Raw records
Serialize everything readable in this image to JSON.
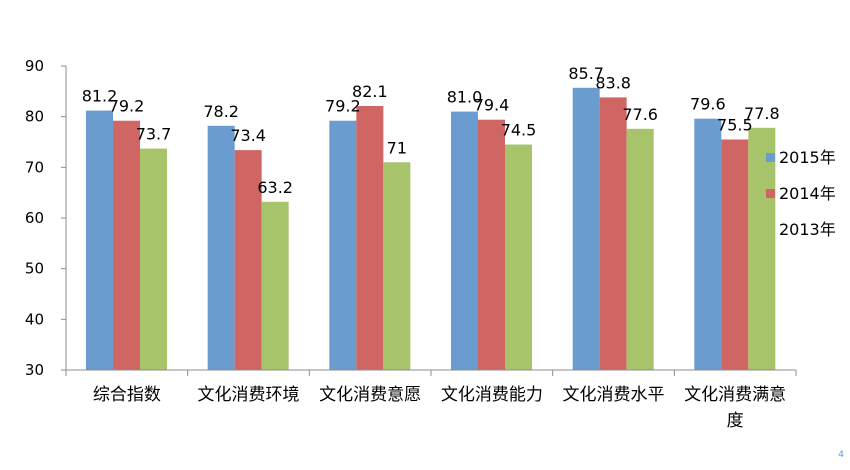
{
  "chart_data": {
    "type": "bar",
    "categories": [
      "综合指数",
      "文化消费环境",
      "文化消费意愿",
      "文化消费能力",
      "文化消费水平",
      "文化消费满意度"
    ],
    "series": [
      {
        "name": "2015年",
        "values": [
          81.2,
          78.2,
          79.2,
          81.0,
          85.7,
          79.6
        ],
        "labels": [
          "81.2",
          "78.2",
          "79.2",
          "81.0",
          "85.7",
          "79.6"
        ],
        "color": "#6a9ccf"
      },
      {
        "name": "2014年",
        "values": [
          79.2,
          73.4,
          82.1,
          79.4,
          83.8,
          75.5
        ],
        "labels": [
          "79.2",
          "73.4",
          "82.1",
          "79.4",
          "83.8",
          "75.5"
        ],
        "color": "#cf6663"
      },
      {
        "name": "2013年",
        "values": [
          73.7,
          63.2,
          71,
          74.5,
          77.6,
          77.8
        ],
        "labels": [
          "73.7",
          "63.2",
          "71",
          "74.5",
          "77.6",
          "77.8"
        ],
        "color": "#a8c46b"
      }
    ],
    "ylim": [
      30,
      90
    ],
    "yticks": [
      "30",
      "40",
      "50",
      "60",
      "70",
      "80",
      "90"
    ],
    "grid": false,
    "legend_position": "right"
  },
  "page_mark": "4"
}
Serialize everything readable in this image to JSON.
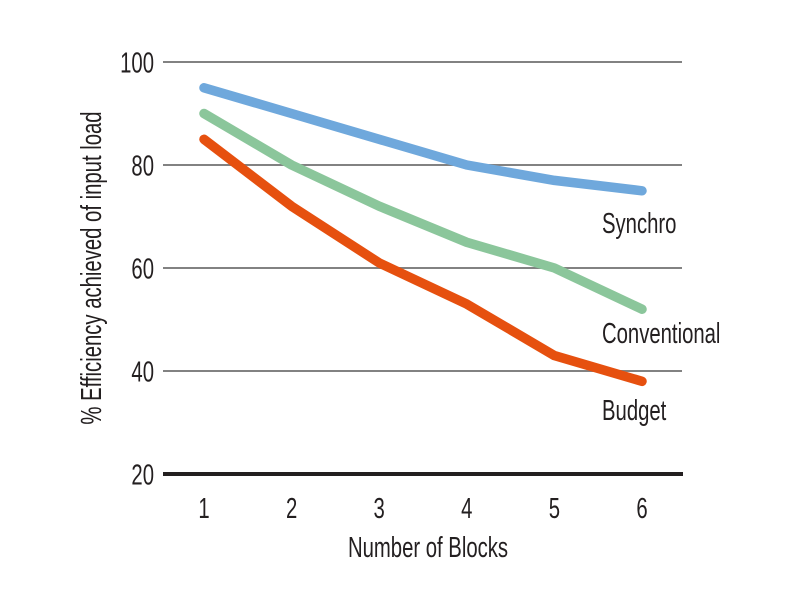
{
  "figure": {
    "background_color": "#ffffff",
    "text_color": "#231f20",
    "grid_color": "#828282",
    "axis_color": "#231f20"
  },
  "chart_data": {
    "type": "line",
    "title": "",
    "xlabel": "Number of Blocks",
    "ylabel": "% Efficiency achieved of input load",
    "x": [
      1,
      2,
      3,
      4,
      5,
      6
    ],
    "x_tick_labels": [
      "1",
      "2",
      "3",
      "4",
      "5",
      "6"
    ],
    "y_tick_labels": [
      "100",
      "80",
      "60",
      "40",
      "20"
    ],
    "y_tick_values": [
      100,
      80,
      60,
      40,
      20
    ],
    "ylim": [
      20,
      100
    ],
    "grid": "horizontal-only",
    "legend_position": "inline-labels-right-of-line-ends",
    "series": [
      {
        "name": "Synchro",
        "color": "#6fa8dc",
        "values": [
          95,
          90,
          85,
          80,
          77,
          75
        ]
      },
      {
        "name": "Conventional",
        "color": "#8bc69b",
        "values": [
          90,
          80,
          72,
          65,
          60,
          52
        ]
      },
      {
        "name": "Budget",
        "color": "#e6500f",
        "values": [
          85,
          72,
          61,
          53,
          43,
          38
        ]
      }
    ]
  }
}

## Short problem
Make an exact copy of every entry above, minus the images.

## Answer to this problem
Serialize everything readable in this image to JSON.
{
  "chart_data": {
    "type": "bar",
    "categories": [
      "综合指数",
      "文化消费环境",
      "文化消费意愿",
      "文化消费能力",
      "文化消费水平",
      "文化消费满意度"
    ],
    "series": [
      {
        "name": "2015年",
        "values": [
          81.2,
          78.2,
          79.2,
          81.0,
          85.7,
          79.6
        ],
        "labels": [
          "81.2",
          "78.2",
          "79.2",
          "81.0",
          "85.7",
          "79.6"
        ],
        "color": "#6a9ccf"
      },
      {
        "name": "2014年",
        "values": [
          79.2,
          73.4,
          82.1,
          79.4,
          83.8,
          75.5
        ],
        "labels": [
          "79.2",
          "73.4",
          "82.1",
          "79.4",
          "83.8",
          "75.5"
        ],
        "color": "#cf6663"
      },
      {
        "name": "2013年",
        "values": [
          73.7,
          63.2,
          71,
          74.5,
          77.6,
          77.8
        ],
        "labels": [
          "73.7",
          "63.2",
          "71",
          "74.5",
          "77.6",
          "77.8"
        ],
        "color": "#a8c46b"
      }
    ],
    "ylim": [
      30,
      90
    ],
    "yticks": [
      "30",
      "40",
      "50",
      "60",
      "70",
      "80",
      "90"
    ],
    "grid": false,
    "legend_position": "right"
  },
  "page_mark": "4"
}
Serialize everything readable in this image to JSON.
{
  "figure": {
    "background_color": "#ffffff",
    "text_color": "#231f20",
    "grid_color": "#828282",
    "axis_color": "#231f20"
  },
  "chart_data": {
    "type": "line",
    "title": "",
    "xlabel": "Number of Blocks",
    "ylabel": "% Efficiency achieved of input load",
    "x": [
      1,
      2,
      3,
      4,
      5,
      6
    ],
    "x_tick_labels": [
      "1",
      "2",
      "3",
      "4",
      "5",
      "6"
    ],
    "y_tick_labels": [
      "100",
      "80",
      "60",
      "40",
      "20"
    ],
    "y_tick_values": [
      100,
      80,
      60,
      40,
      20
    ],
    "ylim": [
      20,
      100
    ],
    "grid": "horizontal-only",
    "legend_position": "inline-labels-right-of-line-ends",
    "series": [
      {
        "name": "Synchro",
        "color": "#6fa8dc",
        "values": [
          95,
          90,
          85,
          80,
          77,
          75
        ]
      },
      {
        "name": "Conventional",
        "color": "#8bc69b",
        "values": [
          90,
          80,
          72,
          65,
          60,
          52
        ]
      },
      {
        "name": "Budget",
        "color": "#e6500f",
        "values": [
          85,
          72,
          61,
          53,
          43,
          38
        ]
      }
    ]
  }
}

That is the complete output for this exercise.